Ternyata hari Selasa dan Rabu kemarin ada dua event besar profesi teknik sipil yang terjadi bersama-sama. Event pertama berlangsung di Hotel Borobudur, Jakarta Pusat, berupa Seminar dan Pameran HAKI 2010 dengan tema Perkembangan Kemajuan Konstruksi Indonesia. Adapun event yang kedua juga berlangsung di hotel besar, yaitu Shangri-La Hotel, Jakarta, Indonesia, nama eventnya adalah Bridges Southeast Asia.

Event yang pertama saya sudah mengetahui cukup lama, karena yang menyelenggarakan adalah asosiasi profesi Himpuan Ahli Konstruksi Indonesia (HAKI) dan juga telah menjadi acara rutin yang diselenggarakan tiap bulan Agustus. Terus terang untuk event yang kedua, saya tidak tahu sama sekali. Itu saja karena diinformasikan oleh bapak Sanny via blog ini.

Jika melihat website-nya, di sini, seminar tersebut cukup elegant juga. Bahkan terlihat dihadiri oleh pembicara-pembicara dari luar negeri. Hebat jugal ho, apalagi kalau membaca testimonial dari peserta yang mengikutinya. Coba lihat deh.

Hal yang aneh, saya mencoba mencari tahu, siapa partner lokalnya. Sepintas tidak ketemu, hanya setelah melihat logo animasi terbaca bahwa Asosiasi Kontraktor Indonesia ternyata juga terlibat. Padahal kalau melihat materi yang disampaikan tentunya akan menarik minat juga bagi teman-teman anggota HAKI juga. Sayapun kalau tahu, pasti ingin tahu tentang acara tersebut.

Anotasi wilayah gambar:
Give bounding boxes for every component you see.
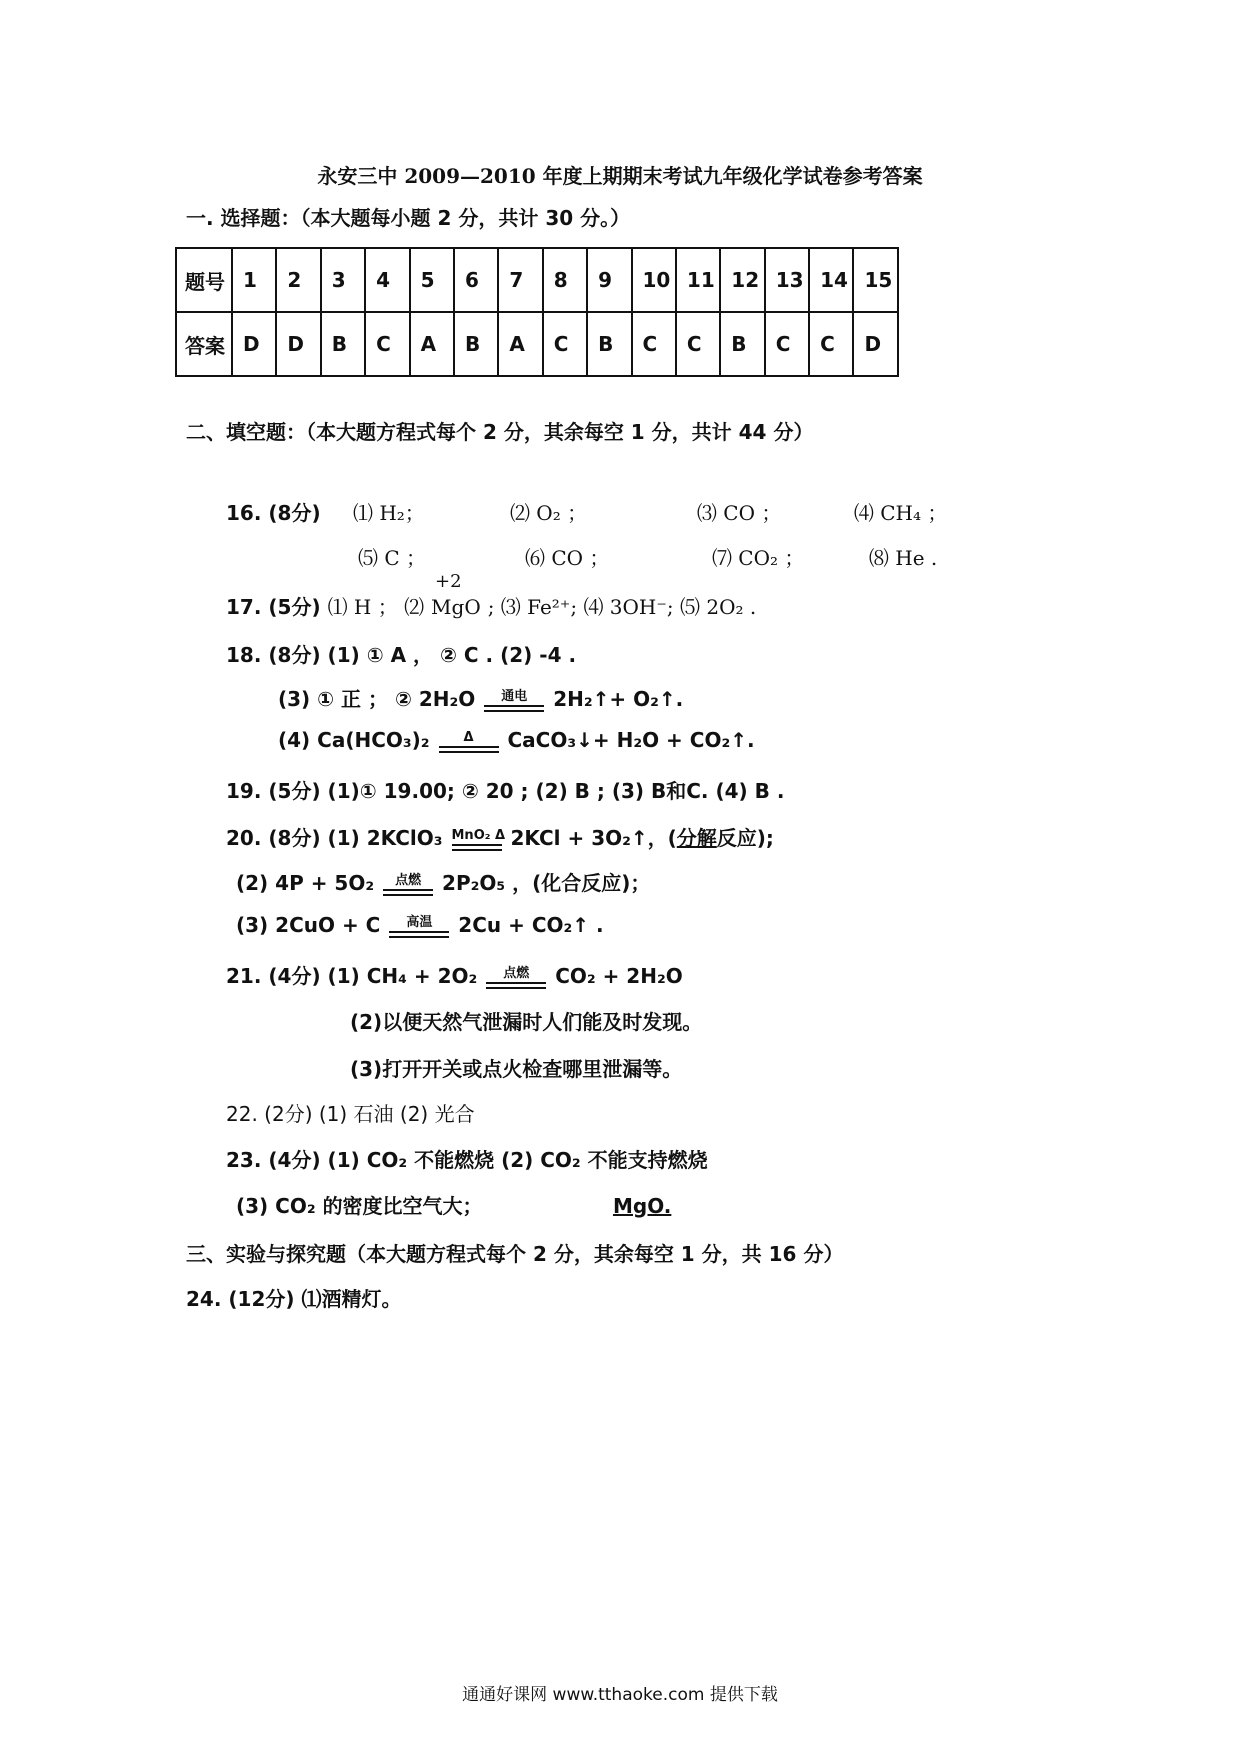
question-number-row	[176, 248, 898, 312]
question-number: 14	[809, 248, 853, 312]
q20-1-reactant: 20. (8分) (1) 2KClO₃	[226, 826, 443, 850]
answer-cell: C	[809, 312, 853, 376]
page-footer: 通通好课网 www.tthaoke.com 提供下载	[462, 1685, 778, 1705]
question-number: 1	[232, 248, 276, 312]
q20-2-products: 2P₂O₅ ，(化合反应)；	[442, 871, 651, 895]
question-number: 2	[276, 248, 320, 312]
q16-answer-1: ⑴ H₂；	[352, 501, 425, 525]
question-number: 13	[765, 248, 809, 312]
equals-bars	[389, 931, 449, 938]
q16-head: 16. (8分)	[226, 501, 321, 525]
q20-3-products: 2Cu + CO₂↑ .	[458, 913, 604, 937]
q20-line-2	[236, 867, 650, 896]
q21-1-products: CO₂ + 2H₂O	[555, 964, 683, 988]
q18-4-reactant: (4) Ca(HCO₃)₂	[278, 728, 430, 752]
answer-cell: D	[232, 312, 276, 376]
answer-cell: B	[454, 312, 498, 376]
equals-bars	[486, 982, 546, 989]
q16-answer-4: ⑷ CH₄ ；	[853, 501, 948, 525]
answer-cell: A	[498, 312, 542, 376]
q18-4-products: CaCO₃↓+ H₂O + CO₂↑.	[507, 728, 755, 752]
q23-3-mgo: MgO.	[612, 1194, 672, 1218]
q20-3-condition	[389, 915, 449, 938]
section-3-heading: 三、实验与探究题（本大题方程式每个 2 分，其余每空 1 分，共 16 分）	[186, 1242, 844, 1266]
condition-label: 高温	[406, 915, 433, 930]
q16-answer-3: ⑶ CO ；	[696, 501, 782, 525]
q20-1-products: 2KCl + 3O₂↑，(	[510, 826, 677, 850]
question-number: 8	[543, 248, 587, 312]
q18-3-products: 2H₂↑+ O₂↑.	[553, 687, 684, 711]
q18-line-2	[278, 683, 683, 712]
q21-line-2: (2)以便天然气泄漏时人们能及时发现。	[350, 1010, 703, 1034]
answer-cell: C	[765, 312, 809, 376]
q16-line-2	[358, 542, 937, 571]
q18-line-3	[278, 728, 755, 753]
q17-valence-mgo	[431, 571, 481, 619]
row-label-answer: 答案	[176, 312, 232, 376]
question-number: 5	[410, 248, 454, 312]
q16-answer-7: ⑺ CO₂ ；	[711, 546, 805, 570]
question-number: 12	[720, 248, 764, 312]
q17-answers-1-2: ⑴ H ； ⑵	[327, 595, 425, 619]
condition-label: 点燃	[395, 873, 422, 888]
question-number: 15	[853, 248, 897, 312]
q20-2-condition	[383, 873, 433, 896]
q22-line: 22. (2分) (1) 石油 (2) 光合	[226, 1102, 475, 1126]
answer-cell: C	[543, 312, 587, 376]
q16-answer-8: ⑻ He .	[868, 546, 938, 570]
q23-line-1: 23. (4分) (1) CO₂ 不能燃烧 (2) CO₂ 不能支持燃烧	[226, 1148, 708, 1172]
answer-row	[176, 312, 898, 376]
question-number: 10	[632, 248, 676, 312]
question-number: 6	[454, 248, 498, 312]
q19-line: 19. (5分) (1)① 19.00; ② 20 ; (2) B ; (3) B和C. (4) B .	[226, 779, 785, 803]
answer-cell: D	[853, 312, 897, 376]
q16-line-1	[226, 497, 947, 526]
q20-line-3	[236, 913, 604, 938]
section-2-heading: 二、填空题：（本大题方程式每个 2 分，其余每空 1 分，共计 44 分）	[186, 420, 814, 444]
q20-line-1	[226, 822, 774, 851]
q21-1-condition	[486, 966, 546, 989]
q17-line	[226, 571, 757, 620]
q18-line-1: 18. (8分) (1) ① A ， ② C . (2) -4 .	[226, 643, 577, 667]
question-number: 11	[676, 248, 720, 312]
question-number: 3	[321, 248, 365, 312]
choice-answer-table	[175, 247, 899, 377]
equals-bars	[383, 889, 433, 896]
condition-label: Δ	[463, 730, 474, 745]
q17-head: 17. (5分)	[226, 595, 321, 619]
q18-electrolysis-condition	[484, 689, 544, 712]
equals-bars	[484, 705, 544, 712]
answer-cell: C	[365, 312, 409, 376]
q20-1-reaction-type: 分解	[676, 826, 717, 850]
q23-3-text: (3) CO₂ 的密度比空气大；	[236, 1194, 483, 1218]
q21-line-1	[226, 960, 683, 989]
q20-1-reaction-suffix: 反应);	[716, 826, 774, 850]
q20-1-condition	[451, 828, 506, 851]
q17-mgo: MgO	[431, 595, 481, 619]
answer-cell: B	[587, 312, 631, 376]
answer-cell: D	[276, 312, 320, 376]
equals-bars	[439, 746, 499, 753]
condition-label: 点燃	[503, 966, 530, 981]
q16-answer-6: ⑹ CO ；	[524, 546, 610, 570]
question-number: 4	[365, 248, 409, 312]
q16-answer-5: ⑸ C ；	[358, 546, 427, 570]
q23-line-2	[236, 1190, 671, 1219]
answer-cell: B	[720, 312, 764, 376]
equals-bars	[452, 844, 502, 851]
answer-cell: A	[410, 312, 454, 376]
question-number: 7	[498, 248, 542, 312]
q20-2-reactant: (2) 4P + 5O₂	[236, 871, 375, 895]
question-number: 9	[587, 248, 631, 312]
row-label-question: 题号	[176, 248, 232, 312]
q24-line: 24. (12分) ⑴酒精灯。	[186, 1287, 402, 1311]
q18-heat-condition	[439, 730, 499, 753]
q21-1-reactants: 21. (4分) (1) CH₄ + 2O₂	[226, 964, 478, 988]
answer-cell: C	[632, 312, 676, 376]
answer-cell: B	[321, 312, 365, 376]
q17-answers-3-5: ; ⑶ Fe²⁺; ⑷ 3OH⁻; ⑸ 2O₂ .	[487, 595, 757, 619]
q18-3-text: (3) ① 正 ； ② 2H₂O	[278, 687, 476, 711]
page-title: 永安三中 2009—2010 年度上期期末考试九年级化学试卷参考答案	[317, 164, 923, 188]
condition-label: MnO₂ Δ	[451, 828, 506, 843]
q20-3-reactant: (3) 2CuO + C	[236, 913, 381, 937]
condition-label: 通电	[501, 689, 528, 704]
q16-answer-2: ⑵ O₂ ；	[509, 501, 588, 525]
answer-cell: C	[676, 312, 720, 376]
q21-line-3: (3)打开开关或点火检查哪里泄漏等。	[350, 1057, 683, 1081]
section-1-heading: 一. 选择题：（本大题每小题 2 分，共计 30 分。）	[186, 206, 631, 230]
q17-valence: +2	[435, 571, 462, 592]
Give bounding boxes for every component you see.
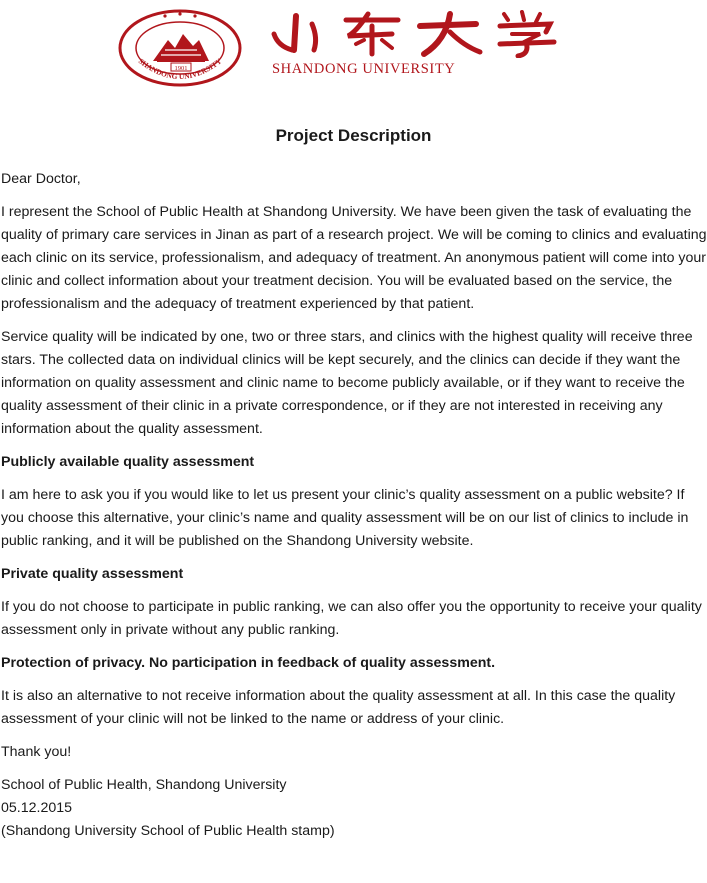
private-assessment-paragraph: If you do not choose to participate in public ranking, we can also offer you the opportunity to receive your quality assessment only in private without any public ranking.: [1, 599, 702, 638]
privacy-heading: Protection of privacy. No participation in feedback of quality assessment.: [1, 655, 496, 671]
public-assessment-paragraph: I am here to ask you if you would like to let us present your clinic’s quality assessment on a public website? If you choose this alternative, your clinic’s name and quality assessment will be on our list of clinics to include in public ranking, and it will be published on the Shandong University website.: [1, 487, 689, 549]
letter-body: [1, 168, 707, 843]
university-name-en: SHANDONG UNIVERSITY: [272, 61, 456, 77]
seal-year: 1901: [174, 65, 188, 72]
intro-paragraph: I represent the School of Public Health at Shandong University. We have been given the task of evaluating the quality of primary care services in Jinan as part of a research project. We will be coming to clinics and evaluating each clinic on its service, professionalism, and adequacy of treatment. An anonymous patient will come into your clinic and collect information about your treatment decision. You will be evaluated based on the service, the professionalism and the adequacy of treatment experienced by that patient.: [1, 204, 707, 312]
public-assessment-heading: Publicly available quality assessment: [1, 454, 255, 470]
university-seal-icon: [113, 6, 247, 90]
greeting: Dear Doctor,: [1, 171, 81, 187]
stamp-note: (Shandong University School of Public Health stamp): [1, 823, 335, 839]
stars-paragraph: Service quality will be indicated by one, two or three stars, and clinics with the highest quality will receive three stars. The collected data on individual clinics will be kept securely, and the clinics can decide if they want the information on quality assessment and clinic name to become publicly available, or if they want to receive the quality assessment of their clinic in a private correspondence, or if they are not interested in receiving any information about the quality assessment.: [1, 329, 693, 437]
signature-line: School of Public Health, Shandong University: [1, 777, 287, 793]
privacy-paragraph: It is also an alternative to not receive information about the quality assessment at all. In this case the quality assessment of your clinic will not be linked to the name or address of your clinic.: [1, 688, 676, 727]
seal-text: SHANDONG UNIVERSITY: [136, 56, 224, 82]
signature-date: 05.12.2015: [1, 800, 73, 816]
university-calligraphy-logo: [268, 10, 563, 58]
page-title: Project Description: [275, 126, 432, 145]
closing: Thank you!: [1, 744, 72, 760]
private-assessment-heading: Private quality assessment: [1, 566, 184, 582]
letterhead: [0, 0, 707, 90]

→ **TUGAS YANG DIBERIKAN 1**
Nama hari dan nama bulan apa saja yang disebut dalam bacaan tentang dua acara teknik sipil itu? Sebutkan semuanya.
→ **TUGAS YANG DIBERIKAN 2**
Jawab pertanyaan berikut berdasarkan bacaan tentang dua acara teknik sipil itu:
(a) Di hotel mana Seminar dan Pameran HAKI 2010 berlangsung?
(b) Siapa yang memberi tahu penulis tentang acara kedua?
(c) Asosiasi apa yang ternyata ikut terlibat, yang terbaca dari logo animasi?
→ **TUGAS YANG DIBERIKAN 3**
Tuliskan kembali tanpa perubahan bagian bacaan tentang dua acara teknik sipil itu, mulai dari "Ternyata hari Selasa" hingga dan termasuk "via blog ini.".

→ **JAWABAN TUGAS 1**
Selasa, Rabu, Agustus

→ **JAWABAN TUGAS 2**
(a) Hotel Borobudur, Jakarta Pusat
(b) Bapak Sanny, melalui blog ini
(c) Asosiasi Kontraktor Indonesia

→ **JAWABAN TUGAS 3**
Ternyata hari Selasa dan Rabu kemarin ada dua event besar profesi teknik sipil yang terjadi bersama-sama. Event pertama berlangsung di Hotel Borobudur, Jakarta Pusat, berupa Seminar dan Pameran HAKI 2010 dengan tema Perkembangan Kemajuan Konstruksi Indonesia. Adapun event yang kedua juga berlangsung di hotel besar, yaitu Shangri-La Hotel, Jakarta, Indonesia, nama eventnya adalah Bridges Southeast Asia.

Event yang pertama saya sudah mengetahui cukup lama, karena yang menyelenggarakan adalah asosiasi profesi Himpuan Ahli Konstruksi Indonesia (HAKI) dan juga telah menjadi acara rutin yang diselenggarakan tiap bulan Agustus. Terus terang untuk event yang kedua, saya tidak tahu sama sekali. Itu saja karena diinformasikan oleh bapak Sanny via blog ini.